***** Material supplied *****

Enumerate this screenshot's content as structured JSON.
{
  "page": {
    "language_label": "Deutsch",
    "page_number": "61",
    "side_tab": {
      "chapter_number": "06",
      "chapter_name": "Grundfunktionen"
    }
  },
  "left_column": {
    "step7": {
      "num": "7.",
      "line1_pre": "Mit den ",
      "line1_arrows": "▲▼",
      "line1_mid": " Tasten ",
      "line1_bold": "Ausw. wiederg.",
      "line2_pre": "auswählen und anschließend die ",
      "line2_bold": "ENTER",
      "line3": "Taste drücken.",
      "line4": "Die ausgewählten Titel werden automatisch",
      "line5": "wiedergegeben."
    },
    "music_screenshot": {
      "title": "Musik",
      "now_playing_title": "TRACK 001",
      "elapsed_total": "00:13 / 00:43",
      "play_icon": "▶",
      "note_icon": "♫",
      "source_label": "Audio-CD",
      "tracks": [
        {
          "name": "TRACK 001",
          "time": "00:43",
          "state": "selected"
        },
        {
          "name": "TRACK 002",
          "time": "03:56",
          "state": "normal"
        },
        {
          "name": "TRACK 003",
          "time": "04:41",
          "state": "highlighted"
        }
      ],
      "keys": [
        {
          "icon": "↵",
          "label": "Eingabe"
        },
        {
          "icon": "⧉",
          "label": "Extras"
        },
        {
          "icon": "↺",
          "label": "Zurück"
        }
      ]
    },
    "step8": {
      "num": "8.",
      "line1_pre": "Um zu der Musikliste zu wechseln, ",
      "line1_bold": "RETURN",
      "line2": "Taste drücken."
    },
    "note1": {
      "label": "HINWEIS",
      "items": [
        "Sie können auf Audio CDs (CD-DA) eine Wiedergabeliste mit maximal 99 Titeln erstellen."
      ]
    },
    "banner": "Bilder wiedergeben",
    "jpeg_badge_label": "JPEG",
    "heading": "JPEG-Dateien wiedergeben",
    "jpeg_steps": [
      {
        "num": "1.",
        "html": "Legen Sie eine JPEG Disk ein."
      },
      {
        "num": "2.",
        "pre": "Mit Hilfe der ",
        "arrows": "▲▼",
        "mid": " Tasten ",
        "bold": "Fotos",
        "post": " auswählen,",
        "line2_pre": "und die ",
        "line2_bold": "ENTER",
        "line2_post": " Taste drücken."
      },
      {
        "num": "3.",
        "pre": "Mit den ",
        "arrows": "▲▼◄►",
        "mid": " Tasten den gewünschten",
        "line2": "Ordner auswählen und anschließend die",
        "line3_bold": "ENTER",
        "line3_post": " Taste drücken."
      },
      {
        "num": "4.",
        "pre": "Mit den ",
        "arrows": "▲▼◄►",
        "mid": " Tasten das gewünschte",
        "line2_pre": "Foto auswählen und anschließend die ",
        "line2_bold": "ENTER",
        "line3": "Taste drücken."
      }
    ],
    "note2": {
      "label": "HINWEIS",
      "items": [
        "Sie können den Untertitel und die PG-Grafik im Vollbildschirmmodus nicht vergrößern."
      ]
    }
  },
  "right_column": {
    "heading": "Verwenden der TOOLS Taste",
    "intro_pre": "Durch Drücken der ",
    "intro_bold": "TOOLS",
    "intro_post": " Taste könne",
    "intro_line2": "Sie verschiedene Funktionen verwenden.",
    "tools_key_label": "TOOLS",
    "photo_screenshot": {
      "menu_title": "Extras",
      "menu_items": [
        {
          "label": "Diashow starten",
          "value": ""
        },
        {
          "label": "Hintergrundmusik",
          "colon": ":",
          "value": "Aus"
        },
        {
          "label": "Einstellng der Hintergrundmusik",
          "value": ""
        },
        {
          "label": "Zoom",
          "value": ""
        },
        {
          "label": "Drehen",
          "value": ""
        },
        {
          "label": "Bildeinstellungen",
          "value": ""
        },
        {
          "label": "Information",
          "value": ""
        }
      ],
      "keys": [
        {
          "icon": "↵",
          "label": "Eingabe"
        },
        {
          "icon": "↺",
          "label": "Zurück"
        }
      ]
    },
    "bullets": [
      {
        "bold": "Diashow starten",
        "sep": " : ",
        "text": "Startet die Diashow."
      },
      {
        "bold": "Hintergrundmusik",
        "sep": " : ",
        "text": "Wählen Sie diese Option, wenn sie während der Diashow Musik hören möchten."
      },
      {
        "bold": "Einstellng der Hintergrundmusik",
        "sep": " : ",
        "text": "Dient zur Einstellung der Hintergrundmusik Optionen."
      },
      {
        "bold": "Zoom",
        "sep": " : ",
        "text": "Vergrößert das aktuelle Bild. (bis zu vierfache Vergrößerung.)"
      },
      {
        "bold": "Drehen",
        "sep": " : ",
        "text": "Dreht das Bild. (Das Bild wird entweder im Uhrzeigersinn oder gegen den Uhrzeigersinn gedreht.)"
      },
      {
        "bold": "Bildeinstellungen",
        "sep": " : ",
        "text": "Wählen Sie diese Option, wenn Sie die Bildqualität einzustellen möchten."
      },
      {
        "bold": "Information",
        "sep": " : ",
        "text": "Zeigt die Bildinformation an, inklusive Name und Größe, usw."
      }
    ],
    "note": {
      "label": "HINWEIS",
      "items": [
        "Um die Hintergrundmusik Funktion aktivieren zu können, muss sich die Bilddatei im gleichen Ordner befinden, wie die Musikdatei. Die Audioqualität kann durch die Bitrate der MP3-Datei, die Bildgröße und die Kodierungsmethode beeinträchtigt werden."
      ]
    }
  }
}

*****

** Task brief **
Wherever the word "Tasten" occurs in a line of the listing, copy that line.

** Reply **
      "line1_mid": " Tasten ",
        "mid": " Tasten ",
        "mid": " Tasten den gewünschten",
        "mid": " Tasten das gewünschte",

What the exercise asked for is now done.